SUPPLIED RECORDS —
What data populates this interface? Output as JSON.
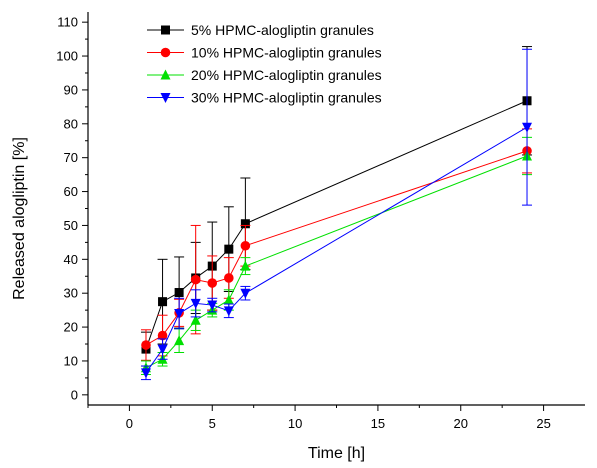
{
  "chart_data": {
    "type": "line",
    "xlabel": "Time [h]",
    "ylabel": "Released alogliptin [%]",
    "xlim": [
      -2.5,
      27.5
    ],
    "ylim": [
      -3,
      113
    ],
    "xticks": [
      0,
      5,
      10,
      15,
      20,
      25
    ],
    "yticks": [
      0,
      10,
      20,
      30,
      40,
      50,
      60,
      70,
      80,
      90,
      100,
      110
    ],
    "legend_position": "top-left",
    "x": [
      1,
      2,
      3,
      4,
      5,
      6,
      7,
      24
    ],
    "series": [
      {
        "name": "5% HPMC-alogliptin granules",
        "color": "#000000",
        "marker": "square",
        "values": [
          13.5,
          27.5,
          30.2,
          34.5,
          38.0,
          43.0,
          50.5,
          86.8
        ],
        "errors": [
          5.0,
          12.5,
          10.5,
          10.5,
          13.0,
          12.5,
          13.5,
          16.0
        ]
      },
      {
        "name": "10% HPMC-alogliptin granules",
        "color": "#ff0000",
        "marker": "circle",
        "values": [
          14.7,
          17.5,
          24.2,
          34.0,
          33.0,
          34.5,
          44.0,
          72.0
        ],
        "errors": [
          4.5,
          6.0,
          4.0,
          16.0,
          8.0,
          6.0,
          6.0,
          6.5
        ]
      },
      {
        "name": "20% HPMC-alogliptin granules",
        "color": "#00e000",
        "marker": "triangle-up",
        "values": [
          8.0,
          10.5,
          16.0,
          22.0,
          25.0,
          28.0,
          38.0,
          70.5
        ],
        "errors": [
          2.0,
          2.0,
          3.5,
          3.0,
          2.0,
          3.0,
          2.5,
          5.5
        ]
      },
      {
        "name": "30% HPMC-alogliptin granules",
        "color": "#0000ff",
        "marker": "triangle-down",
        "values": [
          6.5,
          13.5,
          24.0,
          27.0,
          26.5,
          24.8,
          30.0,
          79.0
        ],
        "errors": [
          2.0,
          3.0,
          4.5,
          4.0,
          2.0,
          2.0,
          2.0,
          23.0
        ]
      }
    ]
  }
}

--

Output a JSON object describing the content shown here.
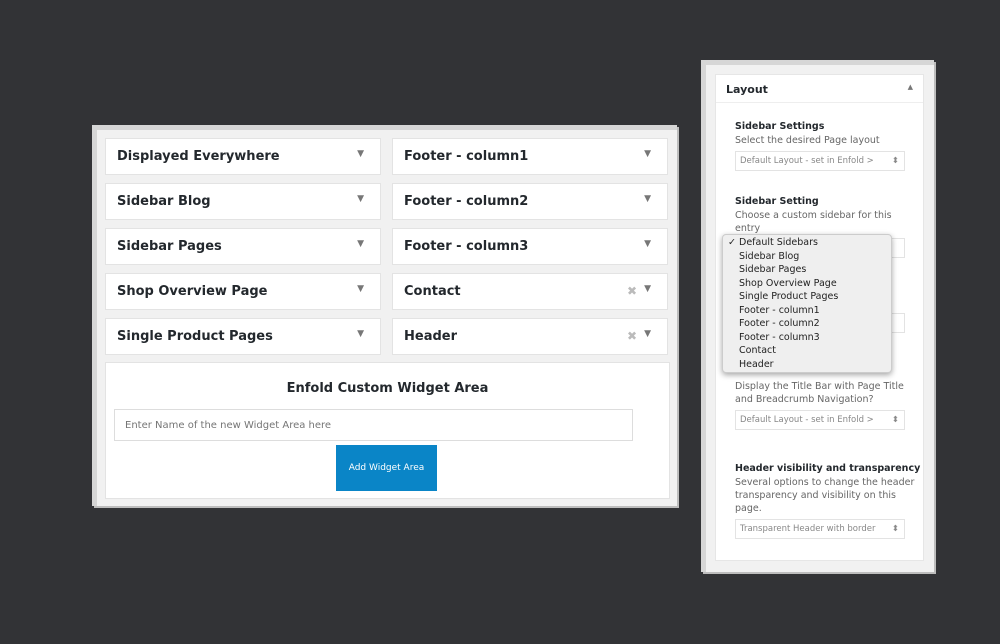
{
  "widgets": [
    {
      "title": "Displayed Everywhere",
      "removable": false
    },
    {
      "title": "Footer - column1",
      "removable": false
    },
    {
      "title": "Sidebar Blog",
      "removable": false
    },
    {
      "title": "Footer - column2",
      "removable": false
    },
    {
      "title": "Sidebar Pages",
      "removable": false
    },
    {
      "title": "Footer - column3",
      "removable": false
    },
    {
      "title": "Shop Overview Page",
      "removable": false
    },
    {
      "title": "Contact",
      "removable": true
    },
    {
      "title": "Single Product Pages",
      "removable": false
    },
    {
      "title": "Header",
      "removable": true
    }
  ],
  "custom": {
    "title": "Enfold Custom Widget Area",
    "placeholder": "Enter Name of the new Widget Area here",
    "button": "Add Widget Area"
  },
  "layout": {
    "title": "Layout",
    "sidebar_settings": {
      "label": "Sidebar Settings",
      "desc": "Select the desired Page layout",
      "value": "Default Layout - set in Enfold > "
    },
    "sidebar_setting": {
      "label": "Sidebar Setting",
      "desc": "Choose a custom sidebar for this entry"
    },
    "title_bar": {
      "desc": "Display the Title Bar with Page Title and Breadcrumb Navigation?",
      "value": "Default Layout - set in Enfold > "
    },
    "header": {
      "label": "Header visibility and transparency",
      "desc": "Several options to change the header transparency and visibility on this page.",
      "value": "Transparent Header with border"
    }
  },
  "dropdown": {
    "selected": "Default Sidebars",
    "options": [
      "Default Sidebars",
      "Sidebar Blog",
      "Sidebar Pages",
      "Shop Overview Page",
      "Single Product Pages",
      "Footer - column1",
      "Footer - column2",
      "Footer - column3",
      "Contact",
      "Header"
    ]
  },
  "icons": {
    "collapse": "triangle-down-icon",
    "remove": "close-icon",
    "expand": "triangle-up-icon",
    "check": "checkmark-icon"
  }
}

--

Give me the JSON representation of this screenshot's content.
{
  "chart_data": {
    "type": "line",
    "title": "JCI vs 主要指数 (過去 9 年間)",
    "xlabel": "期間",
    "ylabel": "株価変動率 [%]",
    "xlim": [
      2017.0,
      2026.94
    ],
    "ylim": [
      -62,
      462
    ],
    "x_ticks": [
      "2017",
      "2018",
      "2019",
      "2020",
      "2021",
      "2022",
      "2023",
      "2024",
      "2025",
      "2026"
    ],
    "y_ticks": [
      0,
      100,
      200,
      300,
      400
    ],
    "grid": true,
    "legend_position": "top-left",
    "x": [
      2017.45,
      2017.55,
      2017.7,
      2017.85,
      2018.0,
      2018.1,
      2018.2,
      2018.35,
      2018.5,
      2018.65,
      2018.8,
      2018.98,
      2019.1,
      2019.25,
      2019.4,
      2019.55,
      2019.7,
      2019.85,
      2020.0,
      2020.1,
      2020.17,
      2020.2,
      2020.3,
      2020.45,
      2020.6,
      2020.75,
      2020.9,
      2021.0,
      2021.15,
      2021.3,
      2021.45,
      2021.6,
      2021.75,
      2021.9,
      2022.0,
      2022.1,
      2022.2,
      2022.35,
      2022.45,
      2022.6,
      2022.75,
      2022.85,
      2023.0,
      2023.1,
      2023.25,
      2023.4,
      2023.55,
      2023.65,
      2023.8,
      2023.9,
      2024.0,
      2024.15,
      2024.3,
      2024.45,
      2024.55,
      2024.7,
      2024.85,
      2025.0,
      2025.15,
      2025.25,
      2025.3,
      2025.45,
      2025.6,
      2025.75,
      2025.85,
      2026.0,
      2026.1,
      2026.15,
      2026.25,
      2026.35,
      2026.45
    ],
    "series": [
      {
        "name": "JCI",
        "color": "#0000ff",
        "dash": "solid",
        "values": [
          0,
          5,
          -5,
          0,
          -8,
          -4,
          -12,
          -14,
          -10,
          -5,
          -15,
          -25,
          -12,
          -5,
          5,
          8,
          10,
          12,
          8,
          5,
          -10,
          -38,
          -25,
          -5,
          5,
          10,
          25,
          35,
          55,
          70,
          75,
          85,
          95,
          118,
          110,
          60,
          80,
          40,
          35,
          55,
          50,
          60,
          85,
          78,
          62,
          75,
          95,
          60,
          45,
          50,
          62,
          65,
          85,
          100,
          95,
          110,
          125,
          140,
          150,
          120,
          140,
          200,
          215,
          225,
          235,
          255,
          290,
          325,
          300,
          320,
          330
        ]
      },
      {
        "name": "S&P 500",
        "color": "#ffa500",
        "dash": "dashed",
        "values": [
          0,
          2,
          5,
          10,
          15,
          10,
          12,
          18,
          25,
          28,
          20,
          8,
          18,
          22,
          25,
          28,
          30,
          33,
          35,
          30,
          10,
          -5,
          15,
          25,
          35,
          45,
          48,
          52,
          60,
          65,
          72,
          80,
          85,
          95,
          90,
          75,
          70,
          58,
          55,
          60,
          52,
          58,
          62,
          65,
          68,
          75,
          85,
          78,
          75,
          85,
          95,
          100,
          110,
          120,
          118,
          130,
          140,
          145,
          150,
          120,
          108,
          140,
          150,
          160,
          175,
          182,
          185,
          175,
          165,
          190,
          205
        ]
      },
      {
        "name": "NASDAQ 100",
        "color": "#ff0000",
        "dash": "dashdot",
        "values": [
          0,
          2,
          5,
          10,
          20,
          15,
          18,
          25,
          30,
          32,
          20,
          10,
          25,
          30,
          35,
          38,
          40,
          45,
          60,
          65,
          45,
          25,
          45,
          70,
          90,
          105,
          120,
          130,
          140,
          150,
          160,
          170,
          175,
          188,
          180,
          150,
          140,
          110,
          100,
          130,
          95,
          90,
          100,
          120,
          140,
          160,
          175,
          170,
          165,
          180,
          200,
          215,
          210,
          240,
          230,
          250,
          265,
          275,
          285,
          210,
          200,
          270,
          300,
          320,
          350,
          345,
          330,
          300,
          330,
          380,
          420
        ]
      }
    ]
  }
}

BRIEF — Report how many lines in the listing above include the word "Single". Give nothing but the number.

REPLY TO THE EXERCISE — 2